* ENTRIES SUPPLIED *
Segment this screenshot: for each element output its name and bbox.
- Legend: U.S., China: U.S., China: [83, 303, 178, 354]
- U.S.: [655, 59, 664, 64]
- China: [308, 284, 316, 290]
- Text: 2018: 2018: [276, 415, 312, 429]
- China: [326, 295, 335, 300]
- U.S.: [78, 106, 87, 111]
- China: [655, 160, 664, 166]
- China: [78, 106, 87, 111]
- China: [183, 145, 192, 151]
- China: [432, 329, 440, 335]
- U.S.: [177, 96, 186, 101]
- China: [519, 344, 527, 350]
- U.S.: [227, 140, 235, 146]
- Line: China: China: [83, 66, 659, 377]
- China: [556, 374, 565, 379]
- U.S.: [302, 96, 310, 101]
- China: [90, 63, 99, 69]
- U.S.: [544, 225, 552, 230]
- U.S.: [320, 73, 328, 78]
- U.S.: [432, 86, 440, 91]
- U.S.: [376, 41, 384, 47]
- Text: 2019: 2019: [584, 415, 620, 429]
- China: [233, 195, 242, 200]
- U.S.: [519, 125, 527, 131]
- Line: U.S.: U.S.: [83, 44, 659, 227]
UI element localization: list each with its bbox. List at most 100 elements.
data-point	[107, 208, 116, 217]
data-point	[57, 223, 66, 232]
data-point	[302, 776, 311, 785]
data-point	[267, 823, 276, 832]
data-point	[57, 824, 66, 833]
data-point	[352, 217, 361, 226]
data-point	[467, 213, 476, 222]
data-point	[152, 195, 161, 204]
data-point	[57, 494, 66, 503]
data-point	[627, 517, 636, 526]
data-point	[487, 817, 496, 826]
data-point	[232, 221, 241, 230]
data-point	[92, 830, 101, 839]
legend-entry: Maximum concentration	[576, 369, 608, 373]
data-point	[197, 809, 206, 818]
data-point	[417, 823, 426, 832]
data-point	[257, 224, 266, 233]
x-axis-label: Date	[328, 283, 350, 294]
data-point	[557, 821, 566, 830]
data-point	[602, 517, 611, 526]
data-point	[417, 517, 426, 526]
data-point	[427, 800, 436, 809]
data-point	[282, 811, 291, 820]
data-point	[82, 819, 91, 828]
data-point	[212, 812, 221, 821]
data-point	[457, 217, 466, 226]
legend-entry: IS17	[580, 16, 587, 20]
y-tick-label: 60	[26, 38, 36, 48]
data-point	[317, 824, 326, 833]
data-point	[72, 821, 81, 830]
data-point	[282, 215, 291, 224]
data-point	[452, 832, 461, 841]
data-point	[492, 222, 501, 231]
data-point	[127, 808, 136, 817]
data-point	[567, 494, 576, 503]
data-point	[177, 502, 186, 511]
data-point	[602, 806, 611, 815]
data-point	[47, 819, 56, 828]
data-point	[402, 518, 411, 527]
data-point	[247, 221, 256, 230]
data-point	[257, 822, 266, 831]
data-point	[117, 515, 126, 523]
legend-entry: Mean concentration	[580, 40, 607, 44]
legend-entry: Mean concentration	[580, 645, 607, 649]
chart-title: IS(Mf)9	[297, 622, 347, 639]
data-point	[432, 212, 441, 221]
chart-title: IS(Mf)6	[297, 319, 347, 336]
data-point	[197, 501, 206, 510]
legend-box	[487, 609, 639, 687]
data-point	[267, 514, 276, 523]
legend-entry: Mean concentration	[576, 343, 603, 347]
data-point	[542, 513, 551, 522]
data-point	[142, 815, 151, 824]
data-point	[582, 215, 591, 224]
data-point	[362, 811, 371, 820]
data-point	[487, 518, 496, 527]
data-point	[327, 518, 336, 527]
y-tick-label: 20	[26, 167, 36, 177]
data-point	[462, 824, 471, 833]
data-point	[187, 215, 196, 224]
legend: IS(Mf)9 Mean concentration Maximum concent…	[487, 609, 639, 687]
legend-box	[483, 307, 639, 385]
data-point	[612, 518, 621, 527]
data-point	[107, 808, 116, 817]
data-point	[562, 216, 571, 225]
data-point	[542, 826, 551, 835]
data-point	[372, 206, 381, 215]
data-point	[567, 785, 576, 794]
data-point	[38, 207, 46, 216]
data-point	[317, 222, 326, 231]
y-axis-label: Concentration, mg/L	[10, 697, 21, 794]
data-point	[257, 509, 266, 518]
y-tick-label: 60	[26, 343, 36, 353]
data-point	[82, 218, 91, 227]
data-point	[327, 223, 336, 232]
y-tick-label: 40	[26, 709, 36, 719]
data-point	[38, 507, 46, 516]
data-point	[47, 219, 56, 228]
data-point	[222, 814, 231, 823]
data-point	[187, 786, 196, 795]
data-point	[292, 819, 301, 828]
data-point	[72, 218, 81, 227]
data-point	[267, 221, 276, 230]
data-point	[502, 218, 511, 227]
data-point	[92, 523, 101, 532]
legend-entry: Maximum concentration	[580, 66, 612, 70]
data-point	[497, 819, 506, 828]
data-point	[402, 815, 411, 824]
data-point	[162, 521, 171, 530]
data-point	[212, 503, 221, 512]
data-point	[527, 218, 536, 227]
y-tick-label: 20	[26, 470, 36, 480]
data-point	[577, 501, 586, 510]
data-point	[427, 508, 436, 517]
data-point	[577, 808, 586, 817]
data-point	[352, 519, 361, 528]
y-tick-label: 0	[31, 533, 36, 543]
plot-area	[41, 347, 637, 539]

* TO BE DONE *
Render the items as a numbered list, starting at their first line and ending at the line containing "809, 206, 818]", with both of those lines included. Omit any blank lines.

* SOLUTION FOR THIS PROBLEM *
1. Segment this screenshot: for each element output its name and bbox.
2. - Legend: U.S., China: U.S., China: [83, 303, 178, 354]
3. - U.S.: [655, 59, 664, 64]
4. - China: [308, 284, 316, 290]
5. - Text: 2018: 2018: [276, 415, 312, 429]
6. - China: [326, 295, 335, 300]
7. - U.S.: [78, 106, 87, 111]
8. - China: [655, 160, 664, 166]
9. - China: [78, 106, 87, 111]
10. - China: [183, 145, 192, 151]
11. - China: [432, 329, 440, 335]
12. - U.S.: [177, 96, 186, 101]
13. - China: [519, 344, 527, 350]
14. - U.S.: [227, 140, 235, 146]
15. - Line: China: China: [83, 66, 659, 377]
16. - China: [556, 374, 565, 379]
17. - U.S.: [302, 96, 310, 101]
18. - China: [90, 63, 99, 69]
19. - U.S.: [544, 225, 552, 230]
20. - U.S.: [320, 73, 328, 78]
21. - U.S.: [432, 86, 440, 91]
22. - U.S.: [376, 41, 384, 47]
23. - Text: 2019: 2019: [584, 415, 620, 429]
24. - China: [233, 195, 242, 200]
25. - U.S.: [519, 125, 527, 131]
26. - Line: U.S.: U.S.: [83, 44, 659, 227]
27. UI element localization: list each with its bbox. List at most 100 elements.
28. data-point	[107, 208, 116, 217]
29. data-point	[57, 223, 66, 232]
30. data-point	[302, 776, 311, 785]
31. data-point	[267, 823, 276, 832]
32. data-point	[57, 824, 66, 833]
33. data-point	[352, 217, 361, 226]
34. data-point	[467, 213, 476, 222]
35. data-point	[152, 195, 161, 204]
36. data-point	[57, 494, 66, 503]
37. data-point	[627, 517, 636, 526]
38. data-point	[487, 817, 496, 826]
39. data-point	[232, 221, 241, 230]
40. data-point	[92, 830, 101, 839]
41. legend-entry: Maximum concentration	[576, 369, 608, 373]
42. data-point	[197, 809, 206, 818]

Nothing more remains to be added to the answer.